- _Supplied passage_
------------
Democracy and Leadership
By Irving Babbitt.
Liberty Fund, 1979 (1924).
Paperback, 392 pages, $14.50.

Reviewed by Darrell Falconburg.

Irving Babbitt’s Democracy and Leadership celebrated its centenary in 2024. We asked several Babbitt scholars to reflect upon its importance and influence for the Bookman.

The fact that Irving Babbitt’s Democracy and Leadership (1924) was published one hundred years ago and that it is still discussed today should be a cause for reflection. The time in which we live, after all, is one in which the great writers of the past are easily forgotten. An ever-growing number of new writers publish a growing number of books and articles, some emerging as authors of momentary public interest and then fading away once more. The names of great men and women, even those of high scholarly talent, often find themselves buried amid this constant flow of new books and articles. A few names live on—Flannery O’Connor, Ray Bradbury, and Russell Kirk are some of the recent greats who come to mind. But many other names risk being forgotten in our time.
------------
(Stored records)
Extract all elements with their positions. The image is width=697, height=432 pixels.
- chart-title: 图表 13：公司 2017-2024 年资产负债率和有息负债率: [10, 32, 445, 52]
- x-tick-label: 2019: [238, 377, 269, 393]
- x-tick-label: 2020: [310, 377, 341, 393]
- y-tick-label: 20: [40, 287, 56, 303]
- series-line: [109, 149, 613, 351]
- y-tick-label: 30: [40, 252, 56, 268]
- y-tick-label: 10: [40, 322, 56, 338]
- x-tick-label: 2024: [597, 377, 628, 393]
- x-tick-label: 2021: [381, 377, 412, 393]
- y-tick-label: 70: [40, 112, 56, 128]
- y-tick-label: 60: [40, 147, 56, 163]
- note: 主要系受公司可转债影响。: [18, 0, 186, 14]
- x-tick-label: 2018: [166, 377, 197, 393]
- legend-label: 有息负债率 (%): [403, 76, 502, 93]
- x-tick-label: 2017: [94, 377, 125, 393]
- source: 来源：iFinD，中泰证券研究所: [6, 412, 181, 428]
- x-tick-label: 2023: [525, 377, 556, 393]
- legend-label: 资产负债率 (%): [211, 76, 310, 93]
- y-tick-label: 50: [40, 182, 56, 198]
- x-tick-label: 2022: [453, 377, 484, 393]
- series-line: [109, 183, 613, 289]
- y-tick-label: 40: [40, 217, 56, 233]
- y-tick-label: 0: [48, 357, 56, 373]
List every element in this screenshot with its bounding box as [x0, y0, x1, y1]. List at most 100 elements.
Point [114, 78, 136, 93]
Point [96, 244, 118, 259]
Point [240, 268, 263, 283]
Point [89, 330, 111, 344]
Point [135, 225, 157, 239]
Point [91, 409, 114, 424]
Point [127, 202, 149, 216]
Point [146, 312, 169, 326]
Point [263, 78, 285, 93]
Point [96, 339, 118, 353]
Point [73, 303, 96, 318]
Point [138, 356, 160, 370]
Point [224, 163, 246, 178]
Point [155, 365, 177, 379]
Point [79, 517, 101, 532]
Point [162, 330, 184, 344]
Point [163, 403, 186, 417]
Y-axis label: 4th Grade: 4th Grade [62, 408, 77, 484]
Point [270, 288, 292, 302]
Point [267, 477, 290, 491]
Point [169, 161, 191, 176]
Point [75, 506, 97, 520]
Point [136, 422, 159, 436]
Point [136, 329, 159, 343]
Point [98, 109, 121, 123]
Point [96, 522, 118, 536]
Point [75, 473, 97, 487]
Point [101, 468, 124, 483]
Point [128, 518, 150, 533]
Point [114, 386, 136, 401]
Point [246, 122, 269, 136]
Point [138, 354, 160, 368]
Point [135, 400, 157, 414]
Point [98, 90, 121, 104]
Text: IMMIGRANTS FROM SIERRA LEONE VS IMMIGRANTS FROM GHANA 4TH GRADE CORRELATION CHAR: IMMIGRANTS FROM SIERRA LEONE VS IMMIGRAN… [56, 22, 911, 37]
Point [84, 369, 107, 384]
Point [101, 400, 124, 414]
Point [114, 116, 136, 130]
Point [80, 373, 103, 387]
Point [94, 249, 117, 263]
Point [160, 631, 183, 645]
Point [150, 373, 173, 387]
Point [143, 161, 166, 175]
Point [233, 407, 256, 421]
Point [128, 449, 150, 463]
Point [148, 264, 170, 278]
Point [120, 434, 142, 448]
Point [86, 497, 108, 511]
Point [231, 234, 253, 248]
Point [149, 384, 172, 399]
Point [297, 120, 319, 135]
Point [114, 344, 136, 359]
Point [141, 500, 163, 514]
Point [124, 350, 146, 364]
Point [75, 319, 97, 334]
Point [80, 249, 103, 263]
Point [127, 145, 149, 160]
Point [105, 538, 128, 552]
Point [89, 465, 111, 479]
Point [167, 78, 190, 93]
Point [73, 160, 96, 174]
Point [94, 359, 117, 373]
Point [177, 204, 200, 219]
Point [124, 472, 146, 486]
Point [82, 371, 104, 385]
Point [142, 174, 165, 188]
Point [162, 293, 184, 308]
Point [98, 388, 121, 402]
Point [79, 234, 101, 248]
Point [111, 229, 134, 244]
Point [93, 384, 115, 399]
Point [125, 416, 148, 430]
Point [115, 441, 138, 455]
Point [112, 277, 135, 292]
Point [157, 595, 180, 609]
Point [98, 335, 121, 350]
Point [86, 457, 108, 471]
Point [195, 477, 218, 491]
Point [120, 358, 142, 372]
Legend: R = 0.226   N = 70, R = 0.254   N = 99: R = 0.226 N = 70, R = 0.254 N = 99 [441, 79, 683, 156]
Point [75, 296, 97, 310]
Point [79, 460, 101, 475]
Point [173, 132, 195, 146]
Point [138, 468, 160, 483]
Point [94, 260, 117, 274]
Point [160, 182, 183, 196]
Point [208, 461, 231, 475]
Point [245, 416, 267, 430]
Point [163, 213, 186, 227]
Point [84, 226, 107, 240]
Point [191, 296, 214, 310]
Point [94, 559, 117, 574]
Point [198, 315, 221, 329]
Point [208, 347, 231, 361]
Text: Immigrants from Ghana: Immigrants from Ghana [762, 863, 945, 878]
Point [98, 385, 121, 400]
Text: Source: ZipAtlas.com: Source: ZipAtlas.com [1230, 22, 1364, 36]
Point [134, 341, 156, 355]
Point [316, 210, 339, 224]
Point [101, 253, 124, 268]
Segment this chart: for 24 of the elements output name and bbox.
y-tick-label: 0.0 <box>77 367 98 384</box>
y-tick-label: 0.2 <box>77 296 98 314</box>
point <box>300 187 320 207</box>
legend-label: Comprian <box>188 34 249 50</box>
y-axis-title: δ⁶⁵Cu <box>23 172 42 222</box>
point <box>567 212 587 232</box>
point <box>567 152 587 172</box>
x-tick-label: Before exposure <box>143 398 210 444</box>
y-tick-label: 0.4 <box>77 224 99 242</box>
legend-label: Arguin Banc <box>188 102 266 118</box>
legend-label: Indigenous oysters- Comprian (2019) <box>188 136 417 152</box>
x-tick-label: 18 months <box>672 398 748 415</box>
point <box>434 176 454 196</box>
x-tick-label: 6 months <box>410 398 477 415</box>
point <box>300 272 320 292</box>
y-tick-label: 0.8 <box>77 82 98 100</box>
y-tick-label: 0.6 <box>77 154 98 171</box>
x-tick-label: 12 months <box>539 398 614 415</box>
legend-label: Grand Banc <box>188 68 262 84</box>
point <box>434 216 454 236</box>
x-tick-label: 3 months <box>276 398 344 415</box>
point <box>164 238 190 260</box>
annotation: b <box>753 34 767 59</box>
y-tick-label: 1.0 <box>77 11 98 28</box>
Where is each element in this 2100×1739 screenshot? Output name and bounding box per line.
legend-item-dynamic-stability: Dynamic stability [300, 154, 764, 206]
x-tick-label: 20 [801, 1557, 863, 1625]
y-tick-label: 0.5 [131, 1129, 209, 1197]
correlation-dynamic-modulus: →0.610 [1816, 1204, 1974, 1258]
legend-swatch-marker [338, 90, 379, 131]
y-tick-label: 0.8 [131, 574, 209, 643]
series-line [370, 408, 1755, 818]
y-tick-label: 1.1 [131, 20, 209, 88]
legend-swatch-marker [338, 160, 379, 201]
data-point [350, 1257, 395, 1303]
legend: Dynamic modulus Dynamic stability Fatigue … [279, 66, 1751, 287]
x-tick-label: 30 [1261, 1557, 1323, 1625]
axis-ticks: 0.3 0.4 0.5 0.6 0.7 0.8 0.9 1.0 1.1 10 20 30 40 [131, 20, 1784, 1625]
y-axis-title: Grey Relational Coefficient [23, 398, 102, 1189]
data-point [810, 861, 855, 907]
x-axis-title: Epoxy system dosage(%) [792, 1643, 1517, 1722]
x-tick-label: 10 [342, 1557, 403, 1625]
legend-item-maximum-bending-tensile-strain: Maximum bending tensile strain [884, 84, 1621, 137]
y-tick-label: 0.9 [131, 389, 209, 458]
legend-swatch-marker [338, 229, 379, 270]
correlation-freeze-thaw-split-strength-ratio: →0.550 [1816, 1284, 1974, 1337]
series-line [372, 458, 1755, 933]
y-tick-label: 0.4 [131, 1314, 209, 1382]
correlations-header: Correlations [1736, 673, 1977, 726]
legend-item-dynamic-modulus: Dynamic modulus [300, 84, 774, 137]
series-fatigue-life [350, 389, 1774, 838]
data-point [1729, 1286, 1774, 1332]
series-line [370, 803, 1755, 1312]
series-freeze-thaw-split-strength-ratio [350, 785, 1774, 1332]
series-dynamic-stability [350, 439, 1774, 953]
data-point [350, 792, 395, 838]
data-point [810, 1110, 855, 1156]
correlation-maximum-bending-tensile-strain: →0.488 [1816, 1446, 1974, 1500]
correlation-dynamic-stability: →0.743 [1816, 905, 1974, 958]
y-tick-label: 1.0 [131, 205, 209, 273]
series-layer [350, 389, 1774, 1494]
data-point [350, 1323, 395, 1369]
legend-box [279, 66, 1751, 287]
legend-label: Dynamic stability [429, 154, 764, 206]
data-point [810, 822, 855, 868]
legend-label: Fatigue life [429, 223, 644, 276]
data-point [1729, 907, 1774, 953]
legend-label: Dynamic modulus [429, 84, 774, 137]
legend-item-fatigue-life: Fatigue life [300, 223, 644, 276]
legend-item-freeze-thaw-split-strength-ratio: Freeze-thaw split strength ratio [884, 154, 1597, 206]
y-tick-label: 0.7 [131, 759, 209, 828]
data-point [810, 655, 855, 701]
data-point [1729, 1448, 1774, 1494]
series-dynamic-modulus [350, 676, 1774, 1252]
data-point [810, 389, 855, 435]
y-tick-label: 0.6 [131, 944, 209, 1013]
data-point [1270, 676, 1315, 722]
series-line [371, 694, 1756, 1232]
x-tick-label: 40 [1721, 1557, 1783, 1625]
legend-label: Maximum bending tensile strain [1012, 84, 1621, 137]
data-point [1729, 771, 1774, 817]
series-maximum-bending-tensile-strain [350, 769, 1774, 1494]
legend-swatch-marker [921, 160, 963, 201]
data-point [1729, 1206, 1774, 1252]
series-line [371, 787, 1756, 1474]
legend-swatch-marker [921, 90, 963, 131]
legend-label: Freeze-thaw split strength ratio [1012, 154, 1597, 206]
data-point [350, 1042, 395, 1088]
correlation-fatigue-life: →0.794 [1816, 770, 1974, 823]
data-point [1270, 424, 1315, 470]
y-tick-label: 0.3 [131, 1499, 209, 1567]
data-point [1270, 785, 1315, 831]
------------
- _What the task asks_
List every person named in the review of Democracy and Leadership.

- _Response below_
Irving Babbitt, Darrell Falconburg, Flannery O’Connor, Ray Bradbury, Russell Kirk